======== Material provided
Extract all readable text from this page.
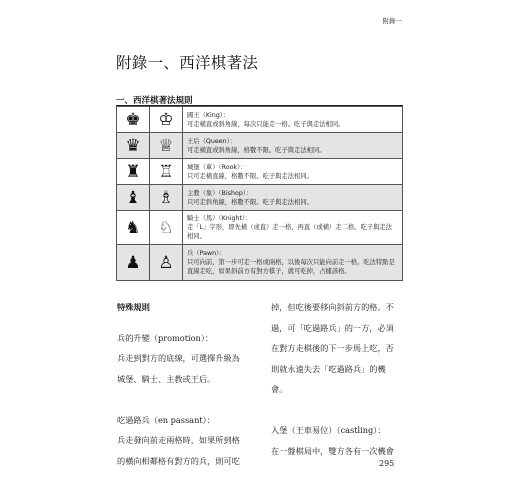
附錄一
附錄一、西洋棋著法
一、西洋棋著法規則
♚	♔	國王（King）：
可走橫直或斜角線，每次只能走一格。吃子與走法相同。

♛	♕	王后（Queen）：
可走橫直或斜角線，格數不限。吃子與走法相同。

♜	♖	城堡（車）（Rook）：
只可走橫直線，格數不限。吃子與走法相同。

♝	♗	主教（象）（Bishop）：
只可走斜角線，格數不限。吃子與走法相同。

♞	♘	騎士（馬）（Knight）：
走「L」字形，即先橫（或直）走一格，再直（或橫）走二格。吃子與走法相同。

♟	♙	兵（Pawn）：
只可向前，第一步可走一格或兩格，以後每次只能向前走一格。吃法特點是直線走吃，如果斜前方有對方棋子，就可吃掉，占據該格。

特殊規則

兵的升變（promotion）：

兵走到對方的底線，可選擇升級為

城堡、騎士、主教或王后。

吃過路兵（en passant）：

兵走發向前走兩格時，如果所到格

的橫向相鄰格有對方的兵，則可吃

掉，但吃後要移向斜前方的格。不

過，可「吃過路兵」的一方，必須

在對方走棋後的下一步馬上吃，否

則就永遠失去「吃過路兵」的機

會。

入堡（王車易位）（castling）：

在一盤棋局中，雙方各有一次機會

295
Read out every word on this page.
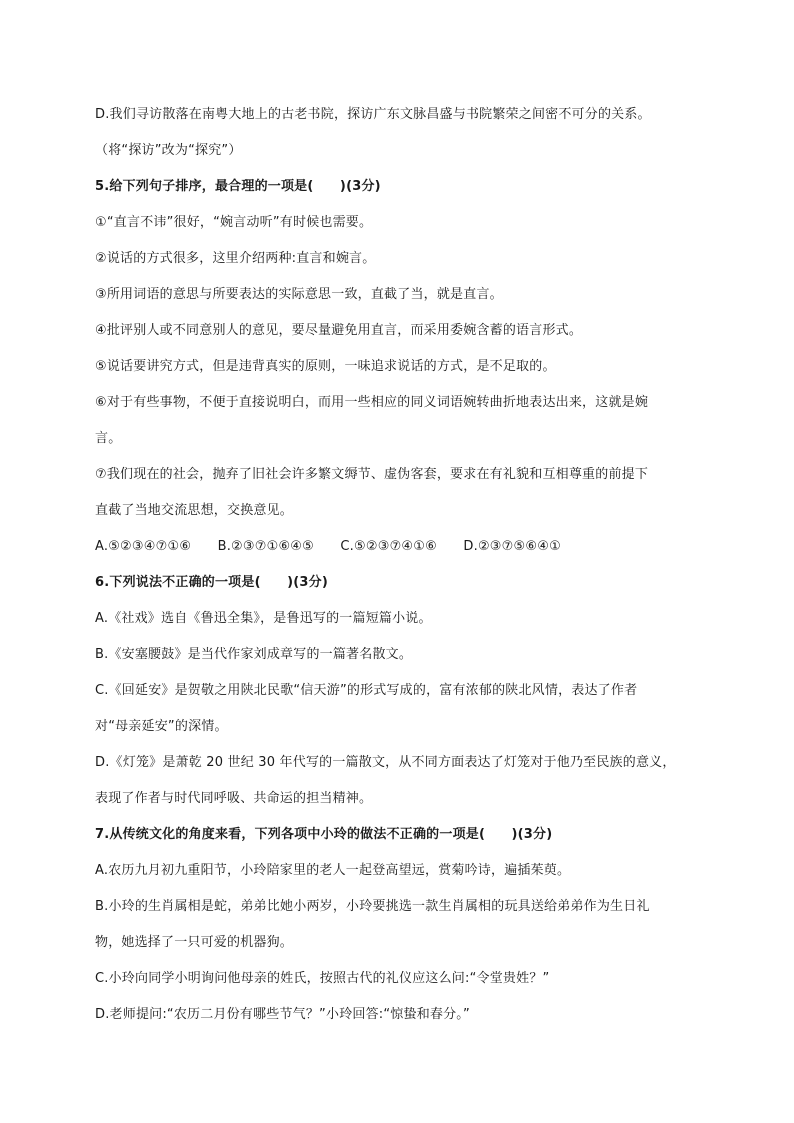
D.我们寻访散落在南粤大地上的古老书院，探访广东文脉昌盛与书院繁荣之间密不可分的关系。
（将“探访”改为“探究”）
5.给下列句子排序，最合理的一项是(　　)(3分)
①“直言不讳”很好，“婉言动听”有时候也需要。
②说话的方式很多，这里介绍两种:直言和婉言。
③所用词语的意思与所要表达的实际意思一致，直截了当，就是直言。
④批评别人或不同意别人的意见，要尽量避免用直言，而采用委婉含蓄的语言形式。
⑤说话要讲究方式，但是违背真实的原则，一味追求说话的方式，是不足取的。
⑥对于有些事物，不便于直接说明白，而用一些相应的同义词语婉转曲折地表达出来，这就是婉
言。
⑦我们现在的社会，抛弃了旧社会许多繁文缛节、虚伪客套，要求在有礼貌和互相尊重的前提下
直截了当地交流思想，交换意见。
A.⑤②③④⑦①⑥　　B.②③⑦①⑥④⑤　　C.⑤②③⑦④①⑥　　D.②③⑦⑤⑥④①
6.下列说法不正确的一项是(　　)(3分)
A.《社戏》选自《鲁迅全集》，是鲁迅写的一篇短篇小说。
B.《安塞腰鼓》是当代作家刘成章写的一篇著名散文。
C.《回延安》是贺敬之用陕北民歌“信天游”的形式写成的，富有浓郁的陕北风情，表达了作者
对“母亲延安”的深情。
D.《灯笼》是萧乾 20 世纪 30 年代写的一篇散文，从不同方面表达了灯笼对于他乃至民族的意义，
表现了作者与时代同呼吸、共命运的担当精神。
7.从传统文化的角度来看，下列各项中小玲的做法不正确的一项是(　　)(3分)
A.农历九月初九重阳节，小玲陪家里的老人一起登高望远，赏菊吟诗，遍插茱萸。
B.小玲的生肖属相是蛇，弟弟比她小两岁，小玲要挑选一款生肖属相的玩具送给弟弟作为生日礼
物，她选择了一只可爱的机器狗。
C.小玲向同学小明询问他母亲的姓氏，按照古代的礼仪应这么问:“令堂贵姓？”
D.老师提问:“农历二月份有哪些节气？”小玲回答:“惊蛰和春分。”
================
Exercise
Copy each line above precisely, dropping the pictures.

Finished answer
Extract all readable text from this page.
附錄一
附錄一、西洋棋著法
一、西洋棋著法規則
♚	♔	國王（King）：
可走橫直或斜角線，每次只能走一格。吃子與走法相同。

♛	♕	王后（Queen）：
可走橫直或斜角線，格數不限。吃子與走法相同。

♜	♖	城堡（車）（Rook）：
只可走橫直線，格數不限。吃子與走法相同。

♝	♗	主教（象）（Bishop）：
只可走斜角線，格數不限。吃子與走法相同。

♞	♘	騎士（馬）（Knight）：
走「L」字形，即先橫（或直）走一格，再直（或橫）走二格。吃子與走法相同。

♟	♙	兵（Pawn）：
只可向前，第一步可走一格或兩格，以後每次只能向前走一格。吃法特點是直線走吃，如果斜前方有對方棋子，就可吃掉，占據該格。

特殊規則

兵的升變（promotion）：

兵走到對方的底線，可選擇升級為

城堡、騎士、主教或王后。

吃過路兵（en passant）：

兵走發向前走兩格時，如果所到格

的橫向相鄰格有對方的兵，則可吃

掉，但吃後要移向斜前方的格。不

過，可「吃過路兵」的一方，必須

在對方走棋後的下一步馬上吃，否

則就永遠失去「吃過路兵」的機

會。

入堡（王車易位）（castling）：

在一盤棋局中，雙方各有一次機會

295
Read out every word on this page.
D.我们寻访散落在南粤大地上的古老书院，探访广东文脉昌盛与书院繁荣之间密不可分的关系。
（将“探访”改为“探究”）
5.给下列句子排序，最合理的一项是(　　)(3分)
①“直言不讳”很好，“婉言动听”有时候也需要。
②说话的方式很多，这里介绍两种:直言和婉言。
③所用词语的意思与所要表达的实际意思一致，直截了当，就是直言。
④批评别人或不同意别人的意见，要尽量避免用直言，而采用委婉含蓄的语言形式。
⑤说话要讲究方式，但是违背真实的原则，一味追求说话的方式，是不足取的。
⑥对于有些事物，不便于直接说明白，而用一些相应的同义词语婉转曲折地表达出来，这就是婉
言。
⑦我们现在的社会，抛弃了旧社会许多繁文缛节、虚伪客套，要求在有礼貌和互相尊重的前提下
直截了当地交流思想，交换意见。
A.⑤②③④⑦①⑥　　B.②③⑦①⑥④⑤　　C.⑤②③⑦④①⑥　　D.②③⑦⑤⑥④①
6.下列说法不正确的一项是(　　)(3分)
A.《社戏》选自《鲁迅全集》，是鲁迅写的一篇短篇小说。
B.《安塞腰鼓》是当代作家刘成章写的一篇著名散文。
C.《回延安》是贺敬之用陕北民歌“信天游”的形式写成的，富有浓郁的陕北风情，表达了作者
对“母亲延安”的深情。
D.《灯笼》是萧乾 20 世纪 30 年代写的一篇散文，从不同方面表达了灯笼对于他乃至民族的意义，
表现了作者与时代同呼吸、共命运的担当精神。
7.从传统文化的角度来看，下列各项中小玲的做法不正确的一项是(　　)(3分)
A.农历九月初九重阳节，小玲陪家里的老人一起登高望远，赏菊吟诗，遍插茱萸。
B.小玲的生肖属相是蛇，弟弟比她小两岁，小玲要挑选一款生肖属相的玩具送给弟弟作为生日礼
物，她选择了一只可爱的机器狗。
C.小玲向同学小明询问他母亲的姓氏，按照古代的礼仪应这么问:“令堂贵姓？”
D.老师提问:“农历二月份有哪些节气？”小玲回答:“惊蛰和春分。”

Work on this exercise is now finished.